What you should do:
Where a line in the listing contains the string "Daily", copy that line out.

Excerpted data:
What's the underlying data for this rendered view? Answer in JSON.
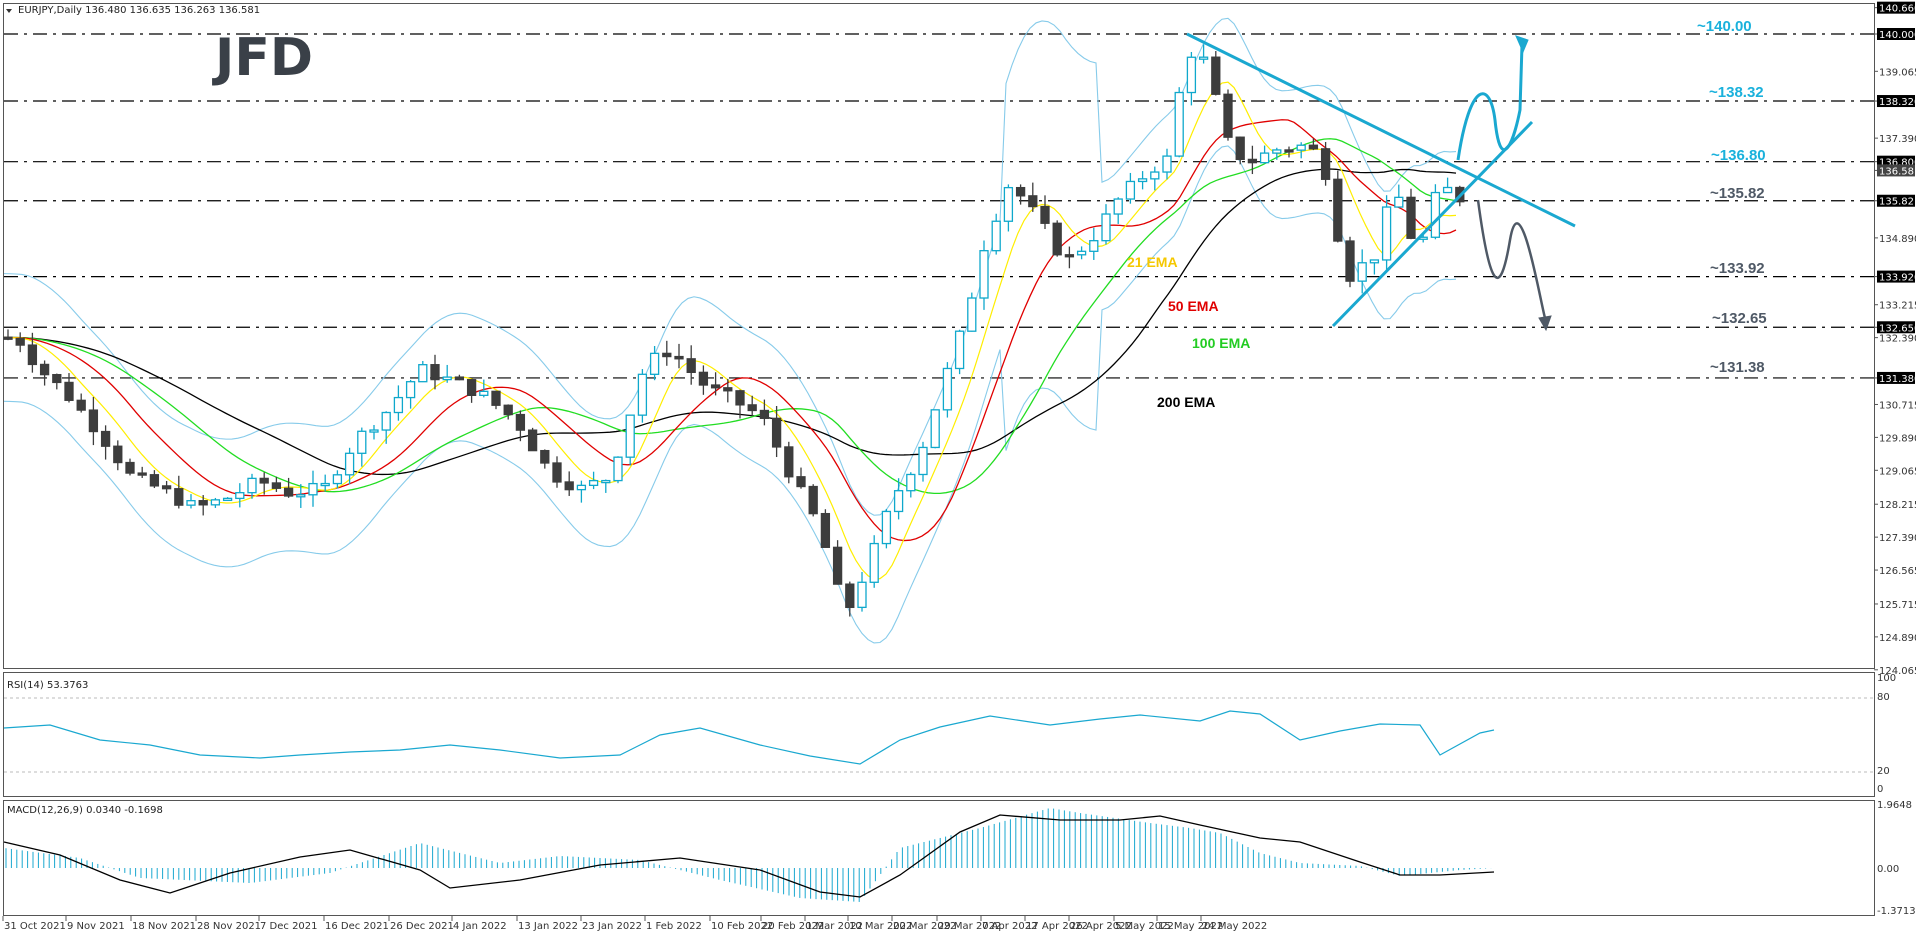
{
  "header": {
    "symbol_line": "EURJPY,Daily  136.480 136.635 136.263 136.581"
  },
  "logo": {
    "text": "JFD"
  },
  "colors": {
    "bull": "#0fa8cc",
    "bear": "#3d3d3d",
    "ema21": "#ffee00",
    "ema50": "#e00000",
    "ema100": "#22dd22",
    "ema200": "#000000",
    "bollinger": "#87cbea",
    "trendline": "#1aa8d0",
    "accent_label": "#1ab1dc",
    "grey_label": "#4f5966",
    "rsi": "#1aa8d0",
    "macd_hist": "#1aa8d0",
    "macd_signal": "#000000"
  },
  "price_axis": {
    "ticks": [
      "140.660",
      "140.000",
      "139.065",
      "138.320",
      "137.390",
      "136.800",
      "136.581",
      "135.821",
      "134.890",
      "133.920",
      "133.215",
      "132.650",
      "132.390",
      "131.380",
      "130.715",
      "129.890",
      "129.065",
      "128.215",
      "127.390",
      "126.565",
      "125.715",
      "124.890",
      "124.065"
    ],
    "tagged": [
      "140.660",
      "140.000",
      "138.320",
      "136.800",
      "135.821",
      "133.920",
      "132.650",
      "131.380"
    ],
    "current": "136.581"
  },
  "levels": [
    {
      "label": "~140.00",
      "price": 140.0,
      "color": "accent"
    },
    {
      "label": "~138.32",
      "price": 138.32,
      "color": "accent"
    },
    {
      "label": "~136.80",
      "price": 136.8,
      "color": "accent"
    },
    {
      "label": "~135.82",
      "price": 135.82,
      "color": "grey"
    },
    {
      "label": "~133.92",
      "price": 133.92,
      "color": "grey"
    },
    {
      "label": "~132.65",
      "price": 132.65,
      "color": "grey"
    },
    {
      "label": "~131.38",
      "price": 131.38,
      "color": "grey"
    }
  ],
  "ema_labels": [
    {
      "label": "21 EMA",
      "color": "#f5c800"
    },
    {
      "label": "50 EMA",
      "color": "#e00000"
    },
    {
      "label": "100 EMA",
      "color": "#22cc22"
    },
    {
      "label": "200 EMA",
      "color": "#000000"
    }
  ],
  "rsi": {
    "title": "RSI(14) 53.3763",
    "levels": [
      "100",
      "80",
      "20",
      "0"
    ]
  },
  "macd": {
    "title": "MACD(12,26,9) 0.0340 -0.1698",
    "levels": [
      "1.9648",
      "0.00",
      "-1.3713"
    ]
  },
  "time_axis": [
    "31 Oct 2021",
    "9 Nov 2021",
    "18 Nov 2021",
    "28 Nov 2021",
    "7 Dec 2021",
    "16 Dec 2021",
    "26 Dec 2021",
    "4 Jan 2022",
    "13 Jan 2022",
    "23 Jan 2022",
    "1 Feb 2022",
    "10 Feb 2022",
    "20 Feb 2022",
    "1 Mar 2022",
    "10 Mar 2022",
    "20 Mar 2022",
    "29 Mar 2022",
    "7 Apr 2022",
    "17 Apr 2022",
    "26 Apr 2022",
    "5 May 2022",
    "15 May 2022",
    "24 May 2022"
  ],
  "chart_data": {
    "type": "candlestick",
    "title": "EURJPY, Daily",
    "ohlc_last": {
      "open": 136.48,
      "high": 136.635,
      "low": 136.263,
      "close": 136.581
    },
    "ylim": [
      124.065,
      140.66
    ],
    "x": [
      "31 Oct 2021",
      "9 Nov 2021",
      "18 Nov 2021",
      "28 Nov 2021",
      "7 Dec 2021",
      "16 Dec 2021",
      "26 Dec 2021",
      "4 Jan 2022",
      "13 Jan 2022",
      "23 Jan 2022",
      "1 Feb 2022",
      "10 Feb 2022",
      "20 Feb 2022",
      "1 Mar 2022",
      "10 Mar 2022",
      "20 Mar 2022",
      "29 Mar 2022",
      "7 Apr 2022",
      "17 Apr 2022",
      "26 Apr 2022",
      "5 May 2022",
      "15 May 2022",
      "24 May 2022"
    ],
    "close_approx": [
      132.1,
      131.0,
      128.9,
      128.6,
      129.0,
      128.6,
      130.6,
      131.2,
      130.4,
      129.0,
      131.6,
      130.3,
      129.2,
      125.4,
      129.9,
      134.3,
      135.3,
      136.4,
      137.6,
      136.2,
      136.6,
      134.3,
      136.6
    ],
    "horizontal_levels": [
      140.0,
      138.32,
      136.8,
      135.82,
      133.92,
      132.65,
      131.38
    ],
    "indicators": [
      "21 EMA",
      "50 EMA",
      "100 EMA",
      "200 EMA",
      "Bollinger Bands"
    ],
    "pattern": "symmetrical triangle with bullish (to ~140.00) and bearish (to ~132.65) scenario arrows",
    "subplots": [
      {
        "name": "RSI(14)",
        "value": 53.3763,
        "ylim": [
          0,
          100
        ],
        "levels": [
          20,
          80
        ]
      },
      {
        "name": "MACD(12,26,9)",
        "macd": 0.034,
        "signal": -0.1698,
        "ylim": [
          -1.3713,
          1.9648
        ]
      }
    ]
  }
}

Solution for this exercise:
    "symbol_line": "EURJPY,Daily  136.480 136.635 136.263 136.581"
    "title": "EURJPY, Daily",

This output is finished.